## Requirement
Write out each line exactly as given. Leave the pictures out of your copy.

Records from a collection of figures
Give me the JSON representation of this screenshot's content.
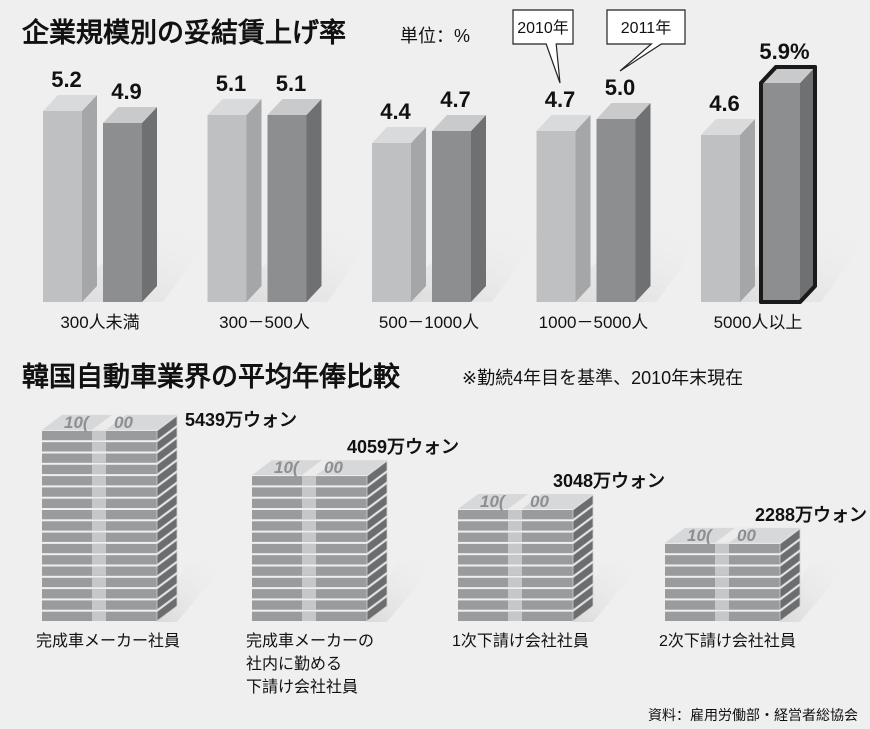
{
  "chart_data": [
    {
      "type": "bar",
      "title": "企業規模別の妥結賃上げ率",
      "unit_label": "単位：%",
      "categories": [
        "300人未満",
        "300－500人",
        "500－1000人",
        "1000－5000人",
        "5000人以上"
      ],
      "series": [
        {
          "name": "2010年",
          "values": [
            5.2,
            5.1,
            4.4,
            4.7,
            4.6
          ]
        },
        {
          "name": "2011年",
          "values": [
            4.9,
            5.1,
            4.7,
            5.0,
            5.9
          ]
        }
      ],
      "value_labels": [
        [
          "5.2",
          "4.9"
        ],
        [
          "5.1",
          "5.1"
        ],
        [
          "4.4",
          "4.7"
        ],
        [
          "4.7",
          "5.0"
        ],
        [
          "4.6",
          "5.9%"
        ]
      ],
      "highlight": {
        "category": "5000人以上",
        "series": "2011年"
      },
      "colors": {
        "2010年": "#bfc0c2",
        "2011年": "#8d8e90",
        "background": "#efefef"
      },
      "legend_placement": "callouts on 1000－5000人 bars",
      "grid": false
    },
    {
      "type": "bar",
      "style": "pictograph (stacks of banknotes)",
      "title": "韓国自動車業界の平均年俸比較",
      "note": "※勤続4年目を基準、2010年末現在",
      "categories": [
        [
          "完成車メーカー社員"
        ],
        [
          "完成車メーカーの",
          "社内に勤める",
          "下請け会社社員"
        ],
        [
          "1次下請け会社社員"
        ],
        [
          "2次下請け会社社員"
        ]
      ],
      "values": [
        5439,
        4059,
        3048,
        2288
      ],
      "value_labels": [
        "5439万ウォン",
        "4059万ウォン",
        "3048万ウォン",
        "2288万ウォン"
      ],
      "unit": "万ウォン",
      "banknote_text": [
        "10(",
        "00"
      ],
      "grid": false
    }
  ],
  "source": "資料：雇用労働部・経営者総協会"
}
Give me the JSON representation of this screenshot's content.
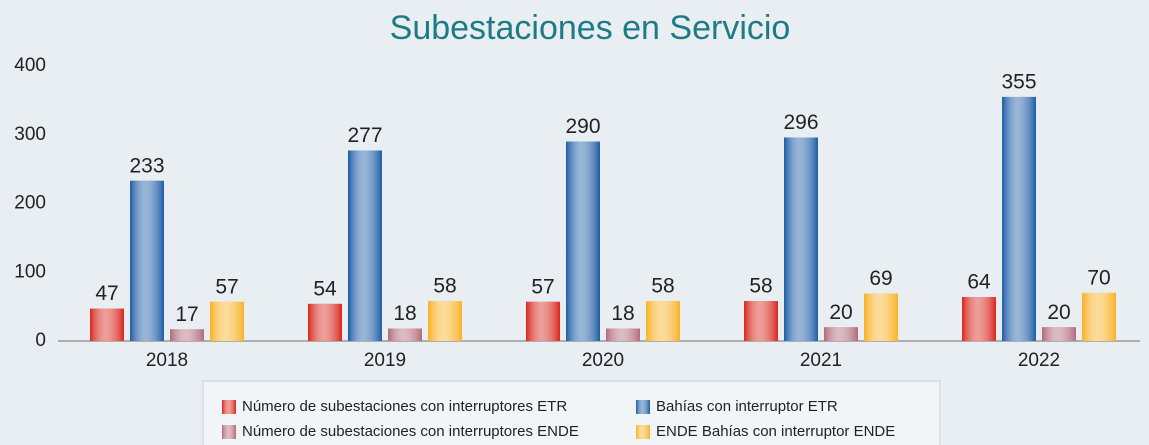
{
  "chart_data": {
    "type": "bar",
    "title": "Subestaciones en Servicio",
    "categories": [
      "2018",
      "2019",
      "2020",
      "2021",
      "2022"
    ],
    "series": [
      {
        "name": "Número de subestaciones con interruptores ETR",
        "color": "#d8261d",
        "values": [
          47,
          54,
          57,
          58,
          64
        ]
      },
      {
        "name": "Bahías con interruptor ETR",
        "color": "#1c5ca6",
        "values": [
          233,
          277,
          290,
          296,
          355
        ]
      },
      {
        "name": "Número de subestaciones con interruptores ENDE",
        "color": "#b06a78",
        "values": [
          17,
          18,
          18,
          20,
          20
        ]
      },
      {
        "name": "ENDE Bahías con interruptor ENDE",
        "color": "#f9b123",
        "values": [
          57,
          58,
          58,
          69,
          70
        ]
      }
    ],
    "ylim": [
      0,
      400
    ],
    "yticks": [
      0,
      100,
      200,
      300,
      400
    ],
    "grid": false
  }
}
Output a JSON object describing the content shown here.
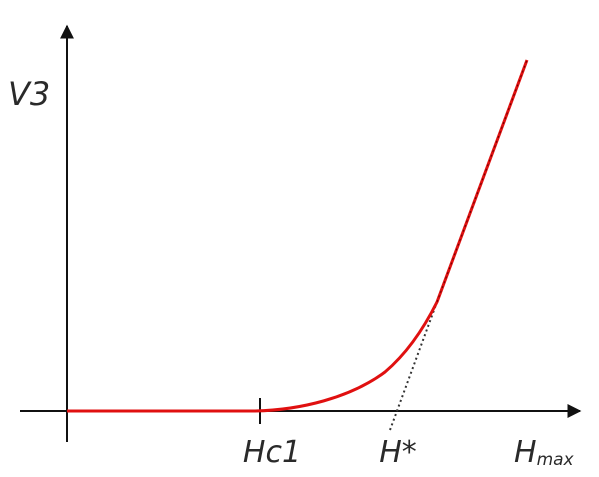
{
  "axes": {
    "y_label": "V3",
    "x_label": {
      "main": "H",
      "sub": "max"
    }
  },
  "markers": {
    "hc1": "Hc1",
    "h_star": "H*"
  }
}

## Task result
Give me the JSON representation of this screenshot's content.
{
  "chart_data": [
    {
      "type": "bar",
      "title": "企業規模別の妥結賃上げ率",
      "unit_label": "単位：%",
      "categories": [
        "300人未満",
        "300－500人",
        "500－1000人",
        "1000－5000人",
        "5000人以上"
      ],
      "series": [
        {
          "name": "2010年",
          "values": [
            5.2,
            5.1,
            4.4,
            4.7,
            4.6
          ]
        },
        {
          "name": "2011年",
          "values": [
            4.9,
            5.1,
            4.7,
            5.0,
            5.9
          ]
        }
      ],
      "value_labels": [
        [
          "5.2",
          "4.9"
        ],
        [
          "5.1",
          "5.1"
        ],
        [
          "4.4",
          "4.7"
        ],
        [
          "4.7",
          "5.0"
        ],
        [
          "4.6",
          "5.9%"
        ]
      ],
      "highlight": {
        "category": "5000人以上",
        "series": "2011年"
      },
      "colors": {
        "2010年": "#bfc0c2",
        "2011年": "#8d8e90",
        "background": "#efefef"
      },
      "legend_placement": "callouts on 1000－5000人 bars",
      "grid": false
    },
    {
      "type": "bar",
      "style": "pictograph (stacks of banknotes)",
      "title": "韓国自動車業界の平均年俸比較",
      "note": "※勤続4年目を基準、2010年末現在",
      "categories": [
        [
          "完成車メーカー社員"
        ],
        [
          "完成車メーカーの",
          "社内に勤める",
          "下請け会社社員"
        ],
        [
          "1次下請け会社社員"
        ],
        [
          "2次下請け会社社員"
        ]
      ],
      "values": [
        5439,
        4059,
        3048,
        2288
      ],
      "value_labels": [
        "5439万ウォン",
        "4059万ウォン",
        "3048万ウォン",
        "2288万ウォン"
      ],
      "unit": "万ウォン",
      "banknote_text": [
        "10(",
        "00"
      ],
      "grid": false
    }
  ],
  "source": "資料：雇用労働部・経営者総協会"
}
Give me the JSON representation of this screenshot's content.
{
  "chart_data": {
    "type": "bar",
    "title": "Subestaciones en Servicio",
    "categories": [
      "2018",
      "2019",
      "2020",
      "2021",
      "2022"
    ],
    "series": [
      {
        "name": "Número de subestaciones con interruptores ETR",
        "color": "#d8261d",
        "values": [
          47,
          54,
          57,
          58,
          64
        ]
      },
      {
        "name": "Bahías con interruptor ETR",
        "color": "#1c5ca6",
        "values": [
          233,
          277,
          290,
          296,
          355
        ]
      },
      {
        "name": "Número de subestaciones con interruptores ENDE",
        "color": "#b06a78",
        "values": [
          17,
          18,
          18,
          20,
          20
        ]
      },
      {
        "name": "ENDE Bahías con interruptor ENDE",
        "color": "#f9b123",
        "values": [
          57,
          58,
          58,
          69,
          70
        ]
      }
    ],
    "ylim": [
      0,
      400
    ],
    "yticks": [
      0,
      100,
      200,
      300,
      400
    ],
    "grid": false
  }
}
Output a JSON object describing the content shown here.
{
  "axes": {
    "y_label": "V3",
    "x_label": {
      "main": "H",
      "sub": "max"
    }
  },
  "markers": {
    "hc1": "Hc1",
    "h_star": "H*"
  }
}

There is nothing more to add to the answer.